(Entries from a dataset)
----

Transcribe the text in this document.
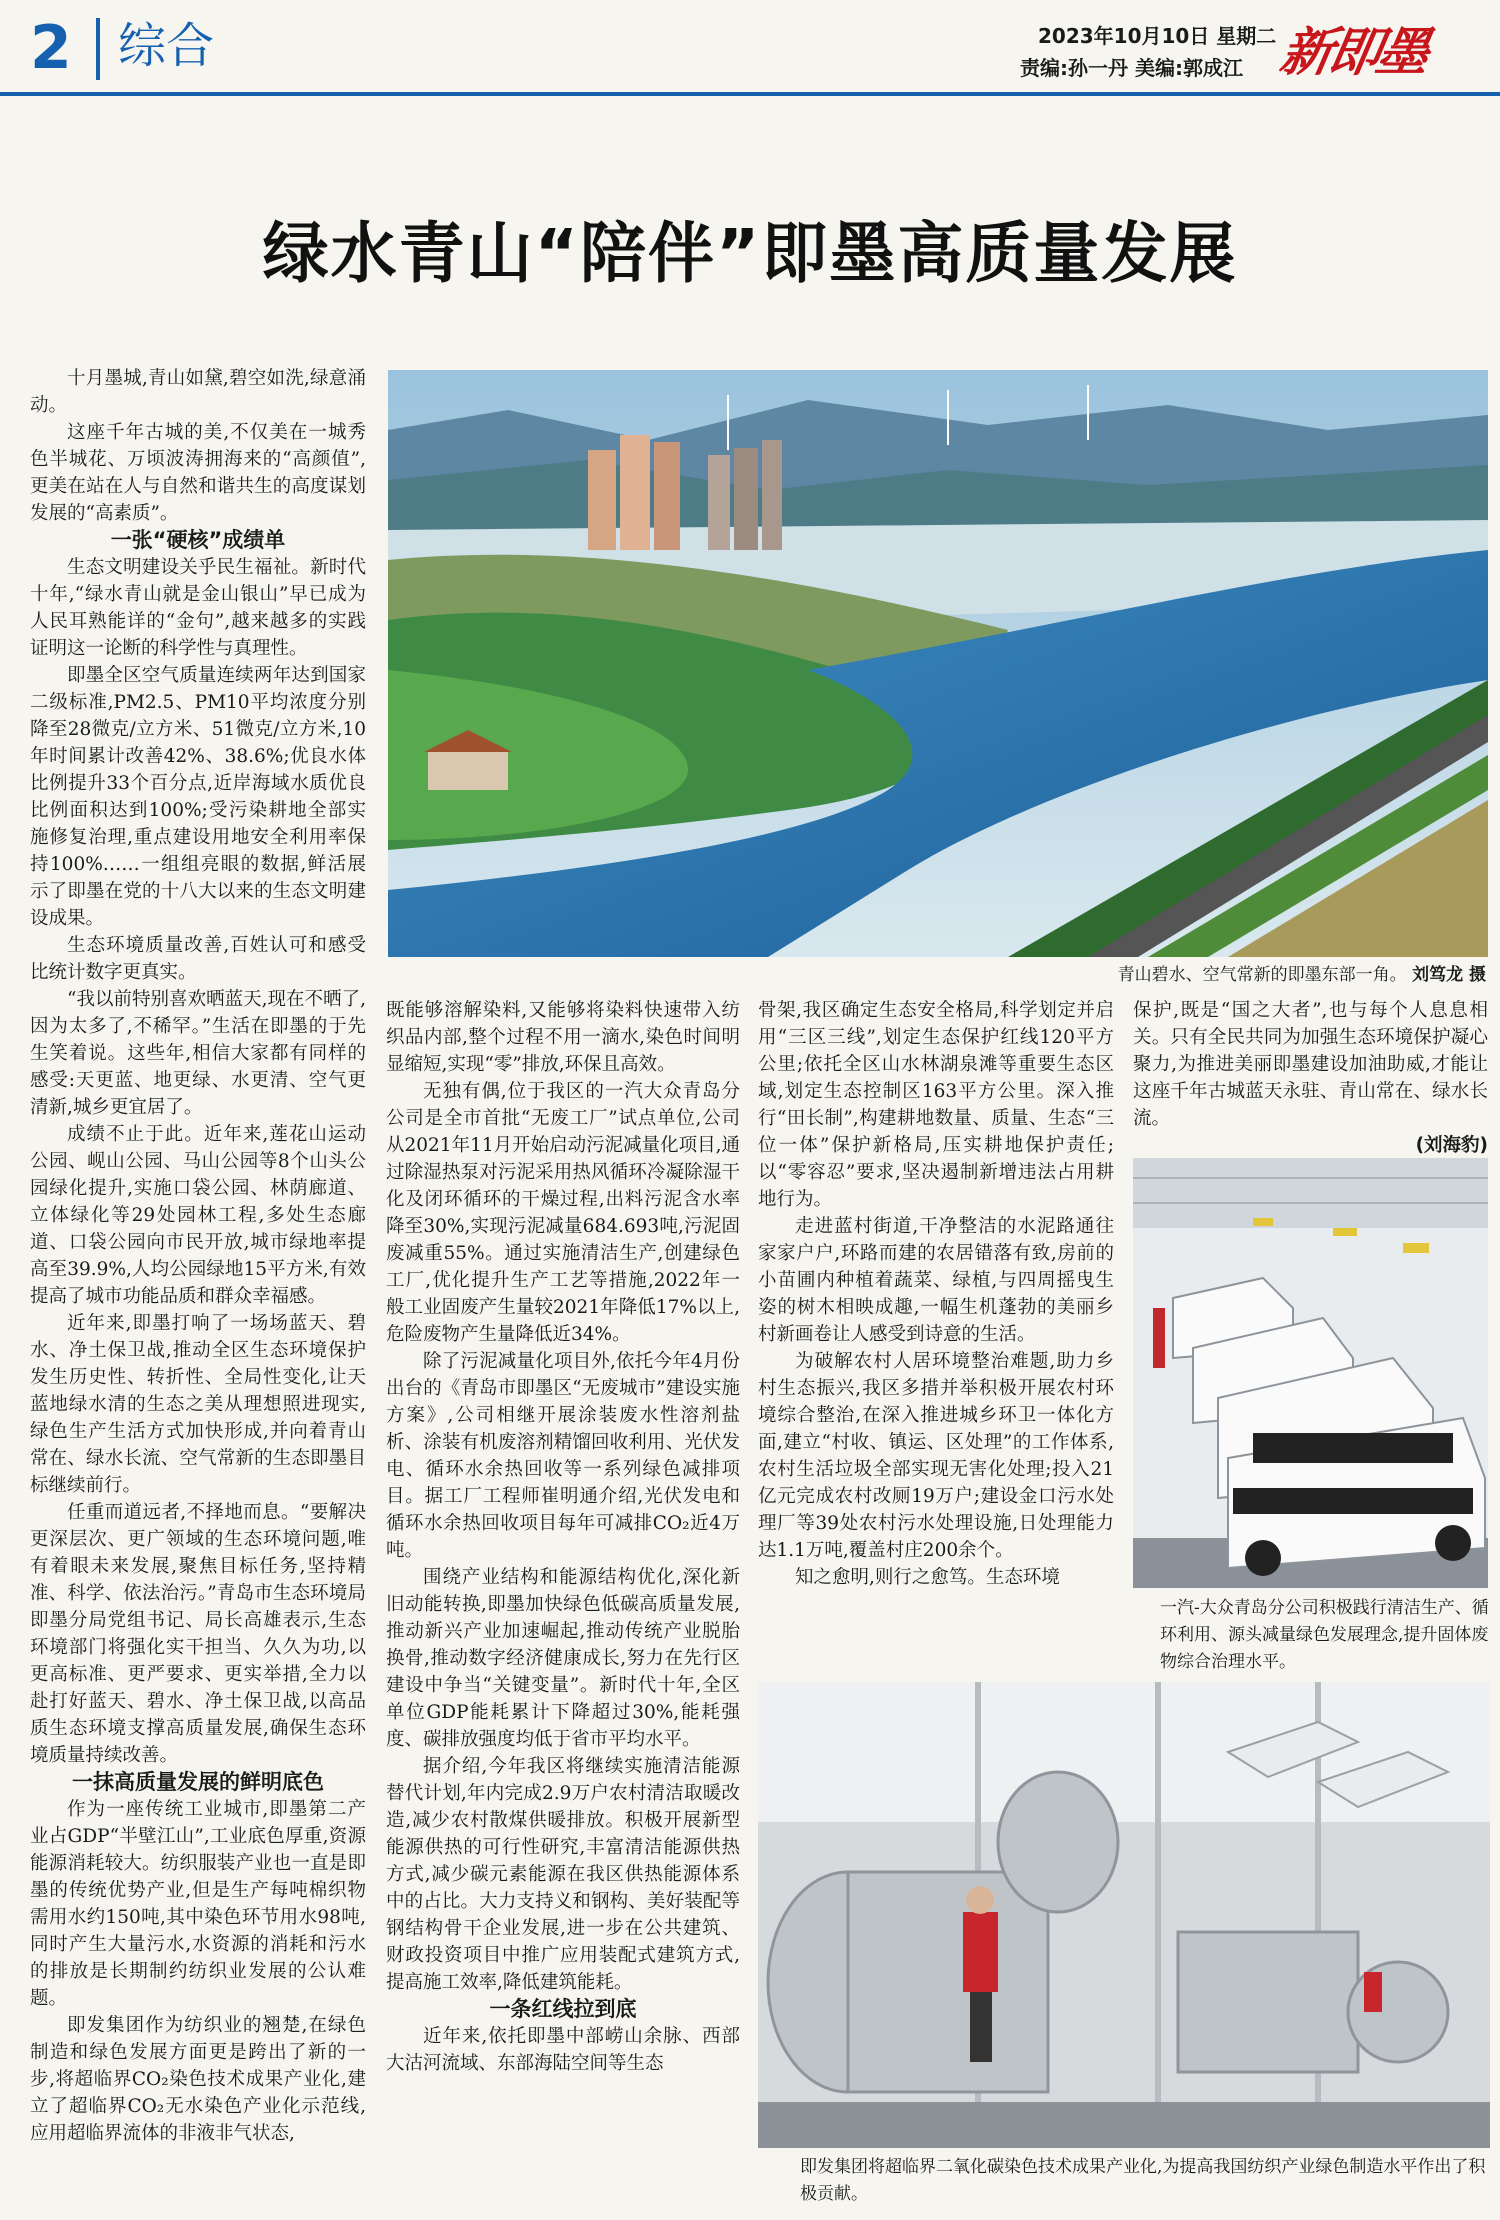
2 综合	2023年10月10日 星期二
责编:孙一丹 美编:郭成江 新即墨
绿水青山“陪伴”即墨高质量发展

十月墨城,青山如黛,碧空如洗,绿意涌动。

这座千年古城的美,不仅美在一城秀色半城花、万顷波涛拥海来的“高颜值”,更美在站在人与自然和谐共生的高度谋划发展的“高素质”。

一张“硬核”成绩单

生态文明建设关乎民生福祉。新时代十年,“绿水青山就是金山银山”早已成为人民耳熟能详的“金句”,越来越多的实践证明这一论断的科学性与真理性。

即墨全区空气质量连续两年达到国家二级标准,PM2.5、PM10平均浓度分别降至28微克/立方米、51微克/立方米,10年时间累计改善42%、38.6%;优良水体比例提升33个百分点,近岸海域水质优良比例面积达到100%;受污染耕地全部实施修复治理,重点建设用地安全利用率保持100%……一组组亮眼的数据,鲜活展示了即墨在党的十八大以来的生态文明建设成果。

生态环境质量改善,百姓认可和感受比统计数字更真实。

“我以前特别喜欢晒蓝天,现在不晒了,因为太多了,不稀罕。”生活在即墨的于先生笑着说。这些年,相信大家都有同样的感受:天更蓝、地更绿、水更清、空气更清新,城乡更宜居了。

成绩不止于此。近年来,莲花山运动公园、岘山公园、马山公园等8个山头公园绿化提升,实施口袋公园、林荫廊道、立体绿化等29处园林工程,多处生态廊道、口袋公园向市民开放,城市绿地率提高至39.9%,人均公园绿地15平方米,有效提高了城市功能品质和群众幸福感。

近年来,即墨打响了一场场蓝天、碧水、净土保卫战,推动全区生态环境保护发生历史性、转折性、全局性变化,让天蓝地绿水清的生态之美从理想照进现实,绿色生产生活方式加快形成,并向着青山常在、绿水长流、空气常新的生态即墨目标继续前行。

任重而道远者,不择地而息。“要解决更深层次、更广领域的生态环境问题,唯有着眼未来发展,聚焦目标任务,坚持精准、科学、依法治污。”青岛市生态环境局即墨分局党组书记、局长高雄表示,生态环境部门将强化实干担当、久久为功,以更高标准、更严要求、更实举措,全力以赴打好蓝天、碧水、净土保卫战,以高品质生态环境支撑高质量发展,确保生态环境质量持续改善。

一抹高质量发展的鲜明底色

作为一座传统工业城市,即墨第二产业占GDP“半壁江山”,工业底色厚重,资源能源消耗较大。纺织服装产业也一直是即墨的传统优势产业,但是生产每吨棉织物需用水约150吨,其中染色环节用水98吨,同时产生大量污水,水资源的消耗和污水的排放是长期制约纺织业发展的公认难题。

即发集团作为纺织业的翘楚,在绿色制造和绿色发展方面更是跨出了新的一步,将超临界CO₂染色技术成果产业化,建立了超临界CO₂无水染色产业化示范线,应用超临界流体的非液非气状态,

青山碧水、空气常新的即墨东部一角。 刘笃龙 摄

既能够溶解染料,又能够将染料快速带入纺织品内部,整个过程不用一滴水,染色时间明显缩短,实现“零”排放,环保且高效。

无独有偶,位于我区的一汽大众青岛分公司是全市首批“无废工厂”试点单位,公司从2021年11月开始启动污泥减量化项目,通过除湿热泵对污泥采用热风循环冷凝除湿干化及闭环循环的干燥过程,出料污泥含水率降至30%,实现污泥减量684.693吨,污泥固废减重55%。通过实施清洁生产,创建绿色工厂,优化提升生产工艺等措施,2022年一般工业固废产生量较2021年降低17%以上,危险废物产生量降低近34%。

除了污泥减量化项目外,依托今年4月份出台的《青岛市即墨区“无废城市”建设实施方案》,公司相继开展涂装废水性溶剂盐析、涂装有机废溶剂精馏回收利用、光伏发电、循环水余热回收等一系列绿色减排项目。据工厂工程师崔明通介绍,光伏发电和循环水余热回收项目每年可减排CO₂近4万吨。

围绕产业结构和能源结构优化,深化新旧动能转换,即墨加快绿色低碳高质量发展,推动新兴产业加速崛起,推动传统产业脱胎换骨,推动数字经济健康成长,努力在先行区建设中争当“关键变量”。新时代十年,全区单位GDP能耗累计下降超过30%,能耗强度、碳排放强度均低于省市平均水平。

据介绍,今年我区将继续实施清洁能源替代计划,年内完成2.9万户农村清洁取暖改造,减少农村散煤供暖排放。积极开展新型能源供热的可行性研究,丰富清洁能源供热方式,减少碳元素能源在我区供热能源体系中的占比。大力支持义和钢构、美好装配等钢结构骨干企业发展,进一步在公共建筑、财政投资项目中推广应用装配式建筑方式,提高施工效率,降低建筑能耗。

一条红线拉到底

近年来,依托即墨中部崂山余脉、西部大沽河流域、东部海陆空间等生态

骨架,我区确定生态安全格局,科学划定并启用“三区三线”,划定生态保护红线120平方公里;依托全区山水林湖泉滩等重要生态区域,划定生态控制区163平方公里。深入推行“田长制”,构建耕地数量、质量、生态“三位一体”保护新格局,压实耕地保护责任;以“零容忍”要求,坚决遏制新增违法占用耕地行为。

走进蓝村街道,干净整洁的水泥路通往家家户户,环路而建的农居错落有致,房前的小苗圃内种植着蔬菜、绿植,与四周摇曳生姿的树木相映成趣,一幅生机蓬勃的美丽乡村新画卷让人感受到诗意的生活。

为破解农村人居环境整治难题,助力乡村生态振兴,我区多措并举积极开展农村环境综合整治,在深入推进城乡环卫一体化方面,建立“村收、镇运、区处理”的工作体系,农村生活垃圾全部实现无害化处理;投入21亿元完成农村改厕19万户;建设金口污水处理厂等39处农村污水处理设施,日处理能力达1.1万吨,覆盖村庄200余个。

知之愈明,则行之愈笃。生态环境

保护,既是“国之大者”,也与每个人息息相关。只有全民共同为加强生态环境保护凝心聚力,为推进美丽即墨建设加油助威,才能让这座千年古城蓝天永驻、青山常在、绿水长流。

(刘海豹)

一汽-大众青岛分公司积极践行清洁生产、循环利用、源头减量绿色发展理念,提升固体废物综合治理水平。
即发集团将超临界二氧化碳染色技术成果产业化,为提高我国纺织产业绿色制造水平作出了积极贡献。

----

PROBLEM DESCRIPTION ->
Give the count of lines holding the word "绿水长流", with no other words.

RESULT OF THIS TASK ->
2